(begin)
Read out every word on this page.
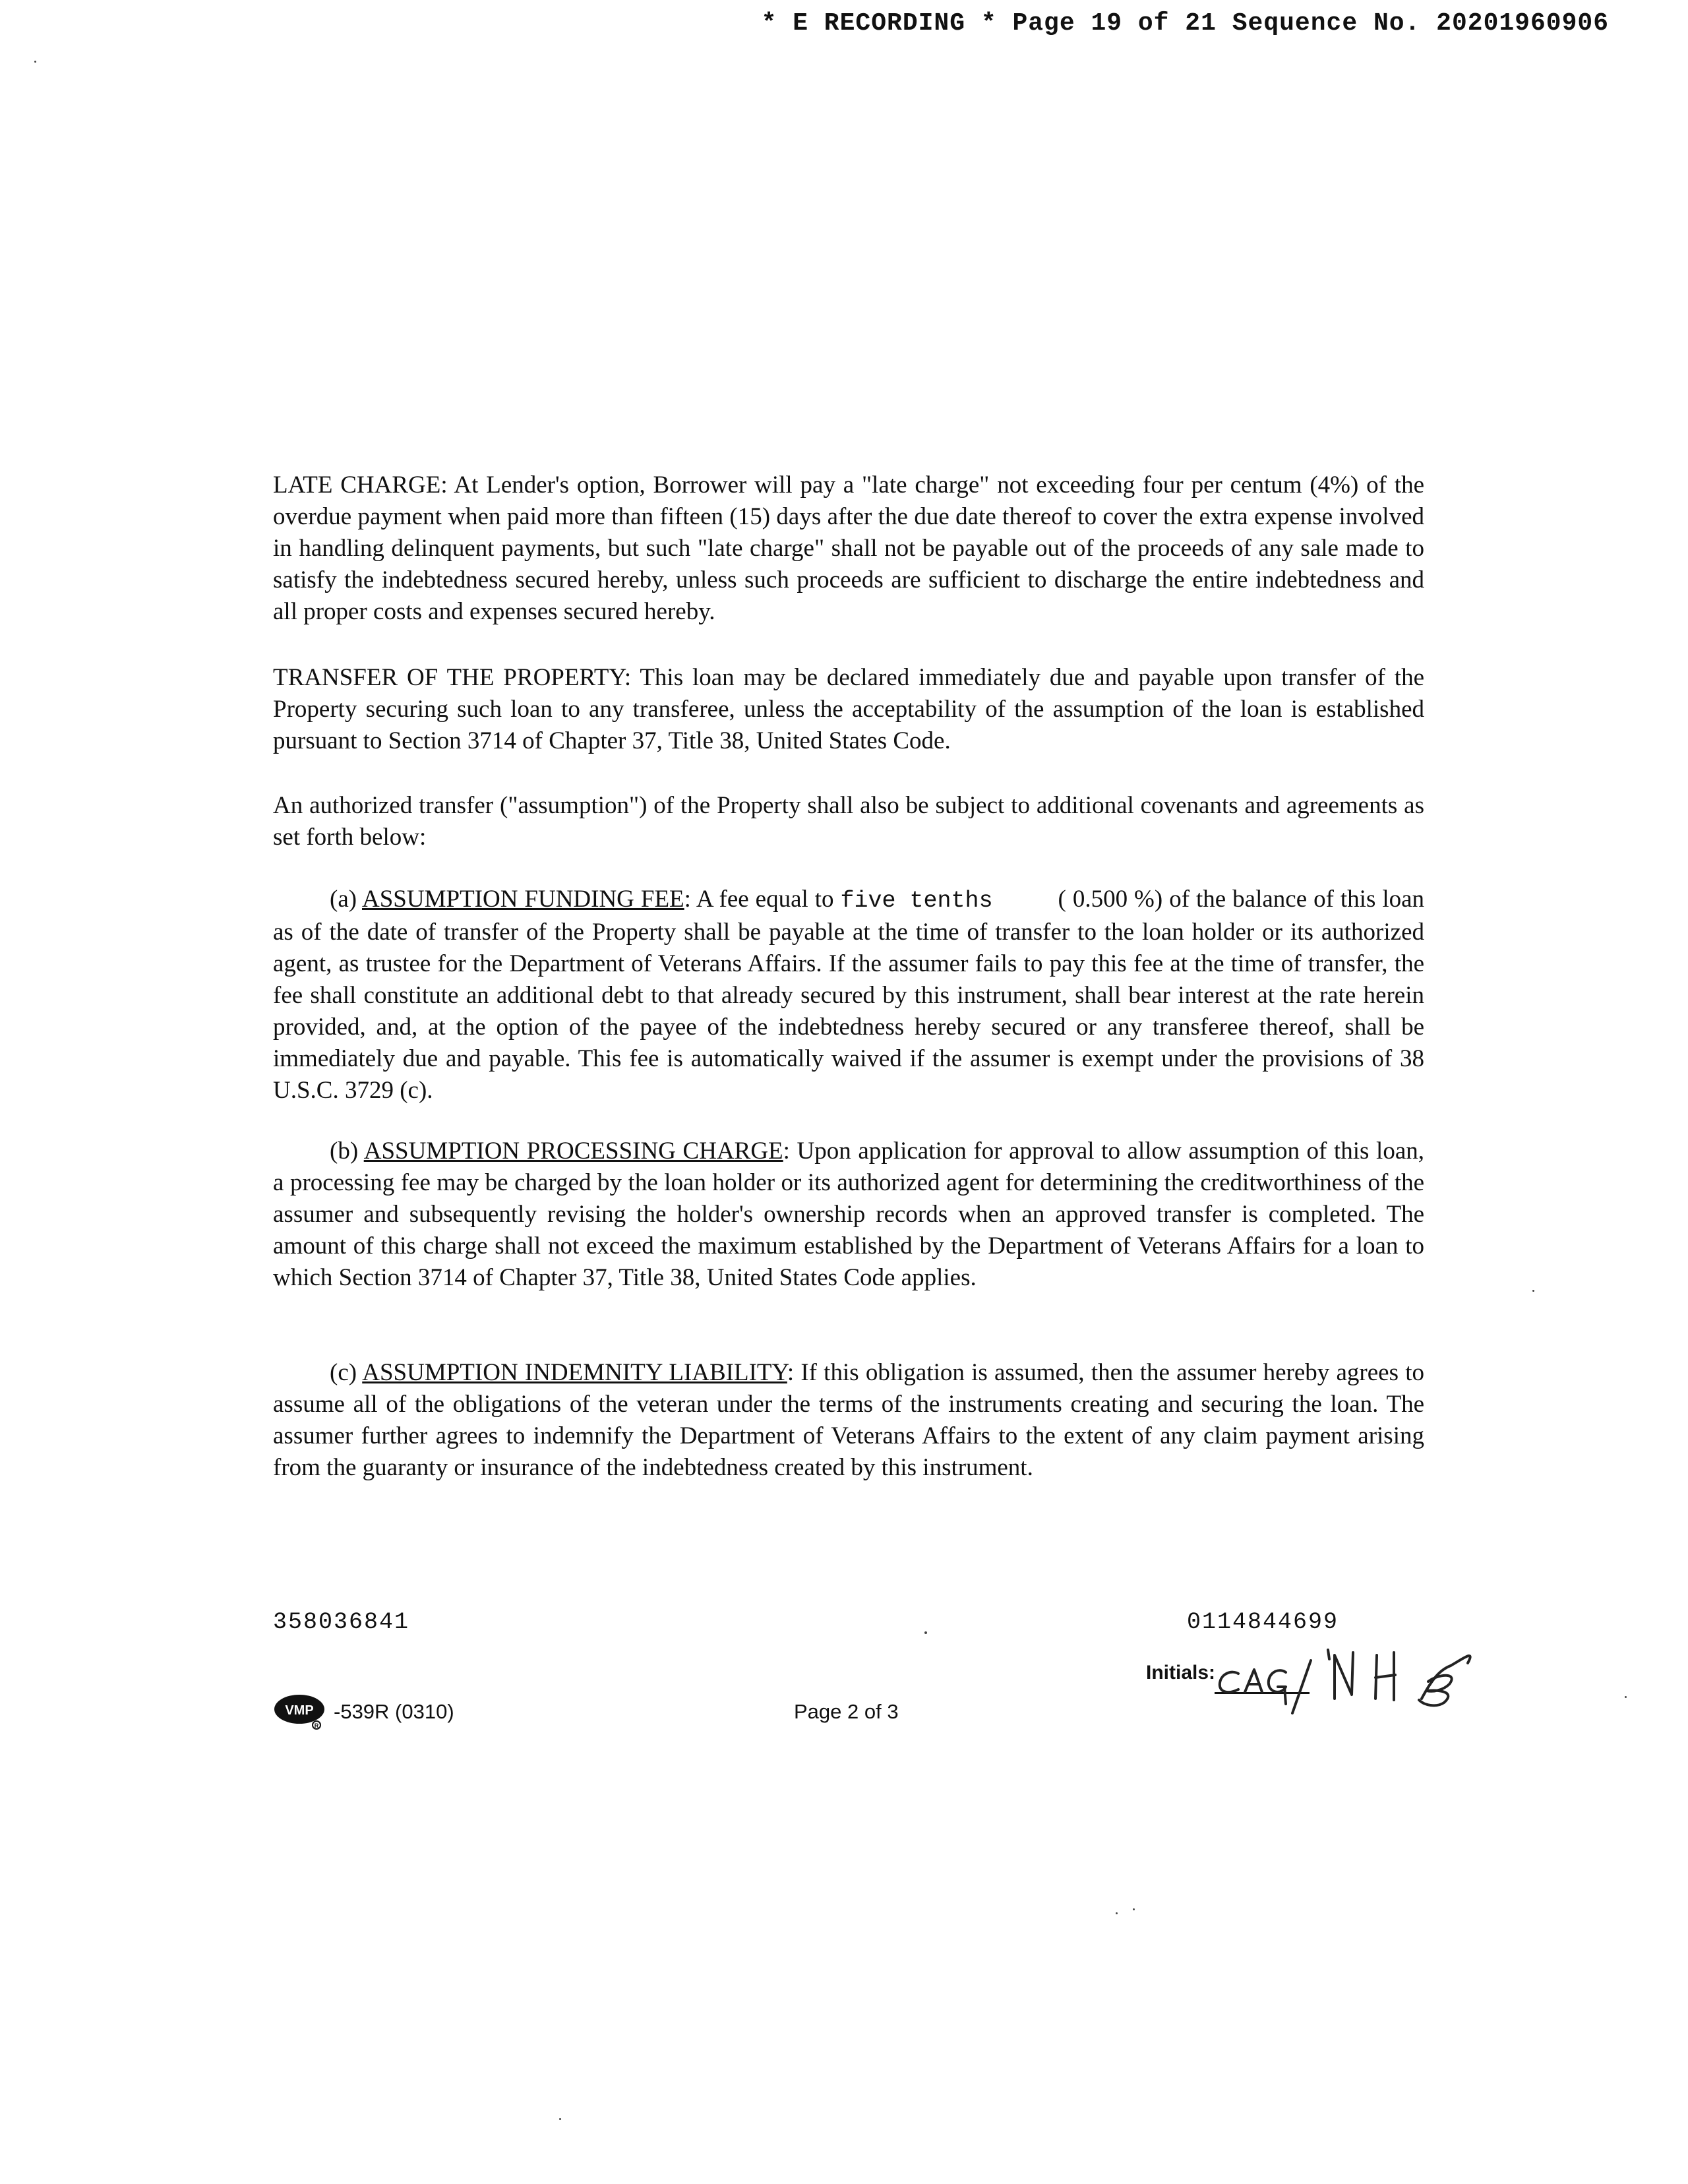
* E RECORDING * Page 19 of 21 Sequence No. 20201960906

LATE CHARGE: At Lender's option, Borrower will pay a "late charge" not exceeding four per centum (4%) of the overdue payment when paid more than fifteen (15) days after the due date thereof to cover the extra expense involved in handling delinquent payments, but such "late charge" shall not be payable out of the proceeds of any sale made to satisfy the indebtedness secured hereby, unless such proceeds are sufficient to discharge the entire indebtedness and all proper costs and expenses secured hereby.

TRANSFER OF THE PROPERTY: This loan may be declared immediately due and payable upon transfer of the Property securing such loan to any transferee, unless the acceptability of the assumption of the loan is established pursuant to Section 3714 of Chapter 37, Title 38, United States Code.

An authorized transfer ("assumption") of the Property shall also be subject to additional covenants and agreements as set forth below:

(a) ASSUMPTION FUNDING FEE: A fee equal to five tenths	( 0.500 %) of the balance of this loan as of the date of transfer of the Property shall be payable at the time of transfer to the loan holder or its authorized agent, as trustee for the Department of Veterans Affairs. If the assumer fails to pay this fee at the time of transfer, the fee shall constitute an additional debt to that already secured by this instrument, shall bear interest at the rate herein provided, and, at the option of the payee of the indebtedness hereby secured or any transferee thereof, shall be immediately due and payable. This fee is automatically waived if the assumer is exempt under the provisions of 38 U.S.C. 3729 (c).

(b) ASSUMPTION PROCESSING CHARGE: Upon application for approval to allow assumption of this loan, a processing fee may be charged by the loan holder or its authorized agent for determining the creditworthiness of the assumer and subsequently revising the holder's ownership records when an approved transfer is completed. The amount of this charge shall not exceed the maximum established by the Department of Veterans Affairs for a loan to which Section 3714 of Chapter 37, Title 38, United States Code applies.

(c) ASSUMPTION INDEMNITY LIABILITY: If this obligation is assumed, then the assumer hereby agrees to assume all of the obligations of the veteran under the terms of the instruments creating and securing the loan. The assumer further agrees to indemnify the Department of Veterans Affairs to the extent of any claim payment arising from the guaranty or insurance of the indebtedness created by this instrument.

358036841	0114844699
Initials:
VMP
R
-539R (0310)	Page 2 of 3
(end)
§ Problem:
Copy the material above exactly and drop the pictures.

§ Response to this exercise:
Read out every word on this page.
* E RECORDING * Page 19 of 21 Sequence No. 20201960906

LATE CHARGE: At Lender's option, Borrower will pay a "late charge" not exceeding four per centum (4%) of the overdue payment when paid more than fifteen (15) days after the due date thereof to cover the extra expense involved in handling delinquent payments, but such "late charge" shall not be payable out of the proceeds of any sale made to satisfy the indebtedness secured hereby, unless such proceeds are sufficient to discharge the entire indebtedness and all proper costs and expenses secured hereby.

TRANSFER OF THE PROPERTY: This loan may be declared immediately due and payable upon transfer of the Property securing such loan to any transferee, unless the acceptability of the assumption of the loan is established pursuant to Section 3714 of Chapter 37, Title 38, United States Code.

An authorized transfer ("assumption") of the Property shall also be subject to additional covenants and agreements as set forth below:

(a) ASSUMPTION FUNDING FEE: A fee equal to five tenths	( 0.500 %) of the balance of this loan as of the date of transfer of the Property shall be payable at the time of transfer to the loan holder or its authorized agent, as trustee for the Department of Veterans Affairs. If the assumer fails to pay this fee at the time of transfer, the fee shall constitute an additional debt to that already secured by this instrument, shall bear interest at the rate herein provided, and, at the option of the payee of the indebtedness hereby secured or any transferee thereof, shall be immediately due and payable. This fee is automatically waived if the assumer is exempt under the provisions of 38 U.S.C. 3729 (c).

(b) ASSUMPTION PROCESSING CHARGE: Upon application for approval to allow assumption of this loan, a processing fee may be charged by the loan holder or its authorized agent for determining the creditworthiness of the assumer and subsequently revising the holder's ownership records when an approved transfer is completed. The amount of this charge shall not exceed the maximum established by the Department of Veterans Affairs for a loan to which Section 3714 of Chapter 37, Title 38, United States Code applies.

(c) ASSUMPTION INDEMNITY LIABILITY: If this obligation is assumed, then the assumer hereby agrees to assume all of the obligations of the veteran under the terms of the instruments creating and securing the loan. The assumer further agrees to indemnify the Department of Veterans Affairs to the extent of any claim payment arising from the guaranty or insurance of the indebtedness created by this instrument.

358036841	0114844699
Initials:
VMP
R
-539R (0310)	Page 2 of 3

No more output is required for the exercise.